_AIM OF THE EXERCISE_: Return the records in full, exactly as given.

_PROVIDED INFORMATION_:
* Start *

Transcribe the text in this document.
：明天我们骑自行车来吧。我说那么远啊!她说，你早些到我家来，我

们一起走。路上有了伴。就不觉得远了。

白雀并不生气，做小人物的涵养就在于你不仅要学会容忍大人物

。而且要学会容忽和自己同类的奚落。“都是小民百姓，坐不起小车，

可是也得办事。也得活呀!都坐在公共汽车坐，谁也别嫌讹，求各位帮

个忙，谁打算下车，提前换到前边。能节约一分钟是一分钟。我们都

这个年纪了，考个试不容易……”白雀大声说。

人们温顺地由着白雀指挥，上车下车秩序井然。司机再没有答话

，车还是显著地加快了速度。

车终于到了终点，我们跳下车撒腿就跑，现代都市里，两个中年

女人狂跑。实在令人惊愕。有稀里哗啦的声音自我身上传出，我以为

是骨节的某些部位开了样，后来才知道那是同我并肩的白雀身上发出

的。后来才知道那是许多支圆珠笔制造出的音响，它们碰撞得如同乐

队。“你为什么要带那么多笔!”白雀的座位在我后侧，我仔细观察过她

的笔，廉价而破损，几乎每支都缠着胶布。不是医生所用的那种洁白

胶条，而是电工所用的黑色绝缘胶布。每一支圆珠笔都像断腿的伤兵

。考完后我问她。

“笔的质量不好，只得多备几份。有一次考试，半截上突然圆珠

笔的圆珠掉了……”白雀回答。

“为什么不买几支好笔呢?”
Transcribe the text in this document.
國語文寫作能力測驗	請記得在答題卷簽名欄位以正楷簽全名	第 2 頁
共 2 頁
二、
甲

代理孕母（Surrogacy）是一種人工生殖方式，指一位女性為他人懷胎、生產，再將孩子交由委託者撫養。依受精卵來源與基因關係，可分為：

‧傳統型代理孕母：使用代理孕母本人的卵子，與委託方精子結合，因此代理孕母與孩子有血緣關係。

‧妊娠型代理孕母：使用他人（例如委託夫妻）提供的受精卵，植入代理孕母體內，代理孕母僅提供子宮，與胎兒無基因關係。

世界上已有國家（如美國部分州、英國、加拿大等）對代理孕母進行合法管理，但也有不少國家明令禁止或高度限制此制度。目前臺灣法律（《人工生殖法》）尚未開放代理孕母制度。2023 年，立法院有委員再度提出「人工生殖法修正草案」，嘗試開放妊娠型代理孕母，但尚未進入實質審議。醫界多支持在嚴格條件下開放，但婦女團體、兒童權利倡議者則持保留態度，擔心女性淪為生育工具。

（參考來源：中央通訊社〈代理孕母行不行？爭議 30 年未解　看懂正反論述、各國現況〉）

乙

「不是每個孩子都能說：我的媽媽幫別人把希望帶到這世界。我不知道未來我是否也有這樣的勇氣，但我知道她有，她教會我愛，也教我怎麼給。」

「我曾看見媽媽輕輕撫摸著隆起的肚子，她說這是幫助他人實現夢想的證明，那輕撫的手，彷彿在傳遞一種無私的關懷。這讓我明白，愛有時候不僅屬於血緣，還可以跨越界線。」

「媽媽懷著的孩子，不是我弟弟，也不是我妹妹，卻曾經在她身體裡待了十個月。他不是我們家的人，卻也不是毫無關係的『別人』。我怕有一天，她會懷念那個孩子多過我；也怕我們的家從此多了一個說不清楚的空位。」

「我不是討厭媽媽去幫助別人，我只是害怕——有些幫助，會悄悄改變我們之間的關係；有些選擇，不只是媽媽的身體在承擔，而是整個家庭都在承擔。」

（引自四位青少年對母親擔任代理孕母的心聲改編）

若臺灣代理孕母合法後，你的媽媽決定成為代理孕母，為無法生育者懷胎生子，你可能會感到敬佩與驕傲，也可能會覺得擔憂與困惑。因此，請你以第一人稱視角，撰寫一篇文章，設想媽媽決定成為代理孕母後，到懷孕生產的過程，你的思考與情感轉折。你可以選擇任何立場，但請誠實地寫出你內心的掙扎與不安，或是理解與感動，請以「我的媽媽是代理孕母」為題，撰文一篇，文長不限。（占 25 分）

* End *

_EXERCISE OUTPUT_:
Transcribe the text in this document.
：明天我们骑自行车来吧。我说那么远啊!她说，你早些到我家来，我

们一起走。路上有了伴。就不觉得远了。

白雀并不生气，做小人物的涵养就在于你不仅要学会容忍大人物

。而且要学会容忽和自己同类的奚落。“都是小民百姓，坐不起小车，

可是也得办事。也得活呀!都坐在公共汽车坐，谁也别嫌讹，求各位帮

个忙，谁打算下车，提前换到前边。能节约一分钟是一分钟。我们都

这个年纪了，考个试不容易……”白雀大声说。

人们温顺地由着白雀指挥，上车下车秩序井然。司机再没有答话

，车还是显著地加快了速度。

车终于到了终点，我们跳下车撒腿就跑，现代都市里，两个中年

女人狂跑。实在令人惊愕。有稀里哗啦的声音自我身上传出，我以为

是骨节的某些部位开了样，后来才知道那是同我并肩的白雀身上发出

的。后来才知道那是许多支圆珠笔制造出的音响，它们碰撞得如同乐

队。“你为什么要带那么多笔!”白雀的座位在我后侧，我仔细观察过她

的笔，廉价而破损，几乎每支都缠着胶布。不是医生所用的那种洁白

胶条，而是电工所用的黑色绝缘胶布。每一支圆珠笔都像断腿的伤兵

。考完后我问她。

“笔的质量不好，只得多备几份。有一次考试，半截上突然圆珠

笔的圆珠掉了……”白雀回答。

“为什么不买几支好笔呢?”
Transcribe the text in this document.
國語文寫作能力測驗	請記得在答題卷簽名欄位以正楷簽全名	第 2 頁
共 2 頁
二、
甲

代理孕母（Surrogacy）是一種人工生殖方式，指一位女性為他人懷胎、生產，再將孩子交由委託者撫養。依受精卵來源與基因關係，可分為：

‧傳統型代理孕母：使用代理孕母本人的卵子，與委託方精子結合，因此代理孕母與孩子有血緣關係。

‧妊娠型代理孕母：使用他人（例如委託夫妻）提供的受精卵，植入代理孕母體內，代理孕母僅提供子宮，與胎兒無基因關係。

世界上已有國家（如美國部分州、英國、加拿大等）對代理孕母進行合法管理，但也有不少國家明令禁止或高度限制此制度。目前臺灣法律（《人工生殖法》）尚未開放代理孕母制度。2023 年，立法院有委員再度提出「人工生殖法修正草案」，嘗試開放妊娠型代理孕母，但尚未進入實質審議。醫界多支持在嚴格條件下開放，但婦女團體、兒童權利倡議者則持保留態度，擔心女性淪為生育工具。

（參考來源：中央通訊社〈代理孕母行不行？爭議 30 年未解　看懂正反論述、各國現況〉）

乙

「不是每個孩子都能說：我的媽媽幫別人把希望帶到這世界。我不知道未來我是否也有這樣的勇氣，但我知道她有，她教會我愛，也教我怎麼給。」

「我曾看見媽媽輕輕撫摸著隆起的肚子，她說這是幫助他人實現夢想的證明，那輕撫的手，彷彿在傳遞一種無私的關懷。這讓我明白，愛有時候不僅屬於血緣，還可以跨越界線。」

「媽媽懷著的孩子，不是我弟弟，也不是我妹妹，卻曾經在她身體裡待了十個月。他不是我們家的人，卻也不是毫無關係的『別人』。我怕有一天，她會懷念那個孩子多過我；也怕我們的家從此多了一個說不清楚的空位。」

「我不是討厭媽媽去幫助別人，我只是害怕——有些幫助，會悄悄改變我們之間的關係；有些選擇，不只是媽媽的身體在承擔，而是整個家庭都在承擔。」

（引自四位青少年對母親擔任代理孕母的心聲改編）

若臺灣代理孕母合法後，你的媽媽決定成為代理孕母，為無法生育者懷胎生子，你可能會感到敬佩與驕傲，也可能會覺得擔憂與困惑。因此，請你以第一人稱視角，撰寫一篇文章，設想媽媽決定成為代理孕母後，到懷孕生產的過程，你的思考與情感轉折。你可以選擇任何立場，但請誠實地寫出你內心的掙扎與不安，或是理解與感動，請以「我的媽媽是代理孕母」為題，撰文一篇，文長不限。（占 25 分）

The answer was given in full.